*Selected passage*.
● ● ● ●

Digital Public Infrastructure as a Catalyst for Private Sector Innovation: Lessons from Fintech Sector in India

Background Paper No. 29

BY Anit Mukherjee and ashwini joshi

I. INTRODUCTION

Over the past decade, India has built an interoperable, open-source digital public infrastructure (DPI) that is operational at population scale. The key building blocks, commonly known as the “India Stack” include issuing the digital ID (Aadhaar), accelerating financial inclusion (Jan Dhan), enabling digital payments (Unified Payments Interface – UPI), transforming health, education and skill development, and envisioning an open network for future urban mobility and digital commerce.

By enabling a policy framework that fosters data privacy and empowerment, mandates interoperability of digital assets and transactions, and promotes market participation, India’s DPI has expanded the market for goods and services. Over the last decade, this approach has transformed and dramatically increased the country’s financial inclusion, helping India accelerate progress to achieve the Sustainable Development Goals (SDGs).

One of the key value propositions for countries to invest in DPI is that it will build an innovation ecosystem that will attract private capital, promote startups, and provide incentives to entrepreneurs to build locally relevant solutions, thereby generating gainful employment in the emerging digital economy. It is, however, not a given. For DPI to achieve its transformative potential, it is important to understand the pathways through which the governance of DPI enables private investment in the digital economy, thereby creating a virtuous cycle between regulation and innovation that India has witnessed over the past decade. As India’s experience illustrates, the government can not only be a regulatory entity but also drive digital innovation and adoption in sectors that are critical for inclusive growth and development, such as financial inclusion.

DPI has been instrumental in the transformation of India’s financial sector. In the area of financial inclusion, the proportion of population above 15 years of age having a bank account increased from around one in three in 2011 to almost universal in 2021, largely due to the use of electronic Know Your Customer (e-KYC) through Aadhaar verification. This has coincided with the creation of the UPI in 2016 — a bank led, protocol based payments infrastructure that has propelled India to becoming a leader in instant digital payments globally. With the basic foundations in place, India has become a hub for innovation in digital payments and financial technology, or “fintech,” more broadly.

While the numbers are indeed impressive, how India’s policy and regulations created the conditions for private sector investment is not well understood. First, the paper will provide a framework to assess the roles of public and private sectors to create an innovation ecosystem leveraging the power of DPI. Then it charts India’s recent history of regulatory measures to accelerate financial inclusion and digital payments, encouraging private sector investment (including venture capital) and innovation in financial products and services. As the DPI approach has gained currency globally, the authors conclude by distilling the lessons from India’s experience to provide a roadmap for countries as they create their own.

II. INDIA’S DPI, FINANCIAL INCLUSION AND REGULATION JOURNEY

Starting with Aadhaar in 2009, India’s DPI approach has been to form infrastructure objectives around a set of digital basic building blocks that underpins a network of digitally enabled services leveraging ubiquitous and affordable digital connectivity. The interoperable architecture of Aadhaar enabled a combination of different technology building blocks to create a digital stack with three layers: identity, payments, and data exchange. Known as the India Stack, it allows governments, businesses, start-ups, and developers to build on Aadhaar and similar digital public infrastructure to construct a digital layer that enables presence-less, paperless, and cashless service delivery with user consent. The evolution of these public technologies into a set of building blocks that can be adapted for specific solutions is what is known collectively as digital public infrastructure, or DPI.

● ● ● ●

*Directives*.
1. Reproduce the stretch from "Digital Public Infrastructure as" through "and digital commerce." in the paper on India's digital public infrastructure, word for word.
2. Carry the paper on India's digital public infrastructure and fintech forward with the next part, starting after its final sentence.

*Source excerpt*.
● ● ● ●

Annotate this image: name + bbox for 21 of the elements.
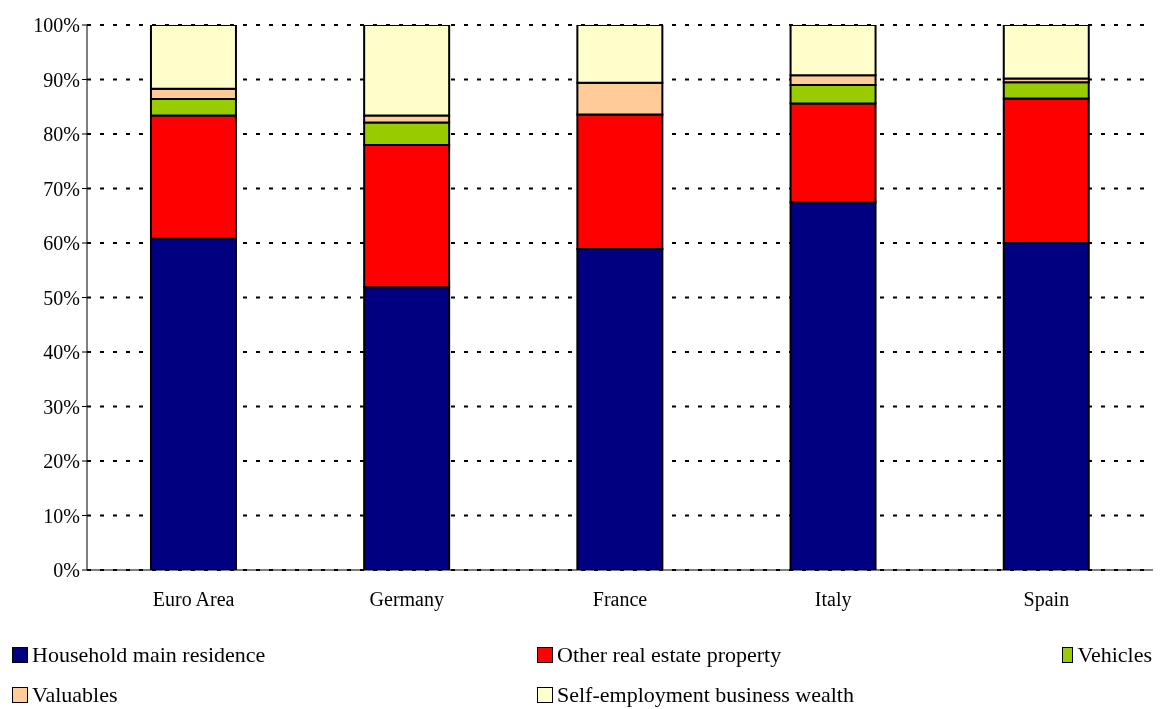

● ● ● ●

*Written answers*.
1.
Digital Public Infrastructure as a Catalyst for Private Sector Innovation: Lessons from Fintech Sector in India

Background Paper No. 29

BY Anit Mukherjee and ashwini joshi

I. INTRODUCTION

Over the past decade, India has built an interoperable, open-source digital public infrastructure (DPI) that is operational at population scale. The key building blocks, commonly known as the “India Stack” include issuing the digital ID (Aadhaar), accelerating financial inclusion (Jan Dhan), enabling digital payments (Unified Payments Interface – UPI), transforming health, education and skill development, and envisioning an open network for future urban mobility and digital commerce.

2.
In India, the DPI approach has had a transformative impact on financial inclusion. The foundational infrastructure, however, is extensive coverage of data networks either through fiber optic cables or cellular mobile phones and high adoption of digital services by making them both affordable and accessible even for those who may not be fully digitally literate. Digital public infrastructure and services such as Aadhaar, verifiable credentials, and interoperable data transfer protocols are then used to validate financial transactions. Public investment to support access to digital services at an affordable cost for the most remote consumers and businesses provides incentives for the private sector to create context-specific solutions through investment in an innovation ecosystem at scale (Figure 1).

For the financial inclusion benefits of the new digital infrastructure to be fully realized, private sector innovators must be able to identify large enough market opportunities for various last-mile use cases and be rewarded for the risk they undertake in solving such challenges. New products and services built on top of DPI targeted at previously unreached populations, such as micro-insurance targeted at the lower income segments significantly expand the potential consumer base. Given the right mix of incentives and regulation, countries could attract private capital in order to expand financial services at scale to make it a viable investment proposition.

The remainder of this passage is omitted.